▶ **EXERCISE INSTRUCTIONS**
Using the records below, give the number of lines where the word "Champion" appears, with no further output.
*** RECORDS PROVIDED
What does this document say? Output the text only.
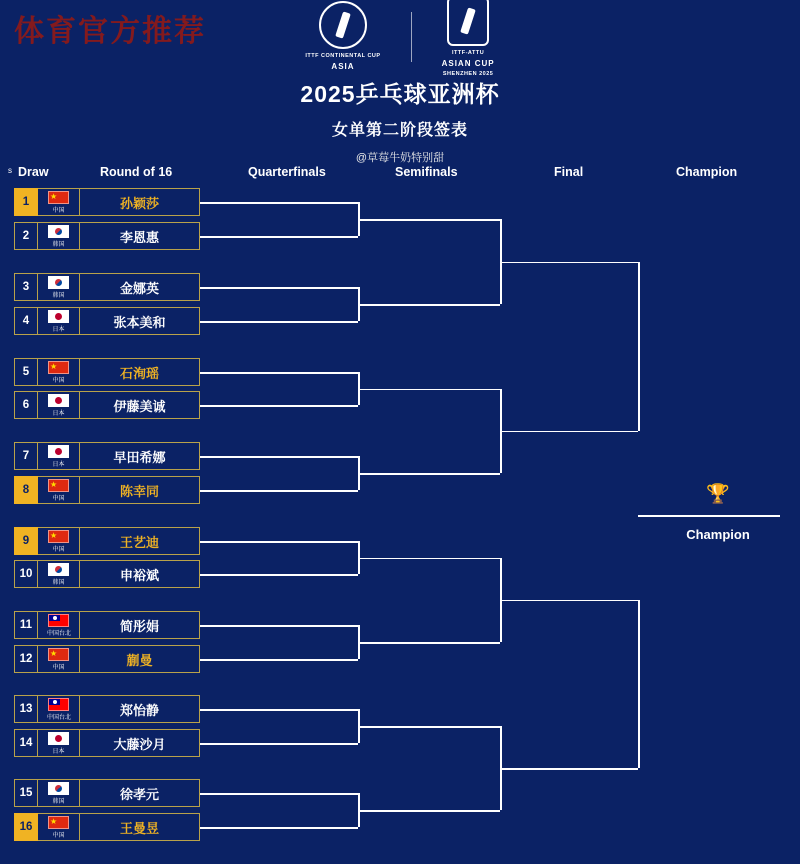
体育官方推荐
ITTF CONTINENTAL CUP
ASIA
ITTF-ATTU
ASIAN CUP
SHENZHEN 2025
2025乒乓球亚洲杯
女单第二阶段签表
@草莓牛奶特别甜
s Draw	Round of 16	Quarterfinals	Semifinals	Final	Champion
1
★
中国	孙颖莎
2
韩国	李恩惠
3
韩国	金娜英
4
日本	张本美和
5
★
中国	石洵瑶
6
日本	伊藤美诚
7
日本	早田希娜
8
★
中国	陈幸同
9
★
中国	王艺迪
10
韩国	申裕斌
11
中国台北	简彤娟
12
★
中国	蒯曼
13
中国台北	郑怡静
14
日本	大藤沙月
15
韩国	徐孝元
16
★
中国	王曼昱
🏆
Champion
******
▶ **THE RESULT**
2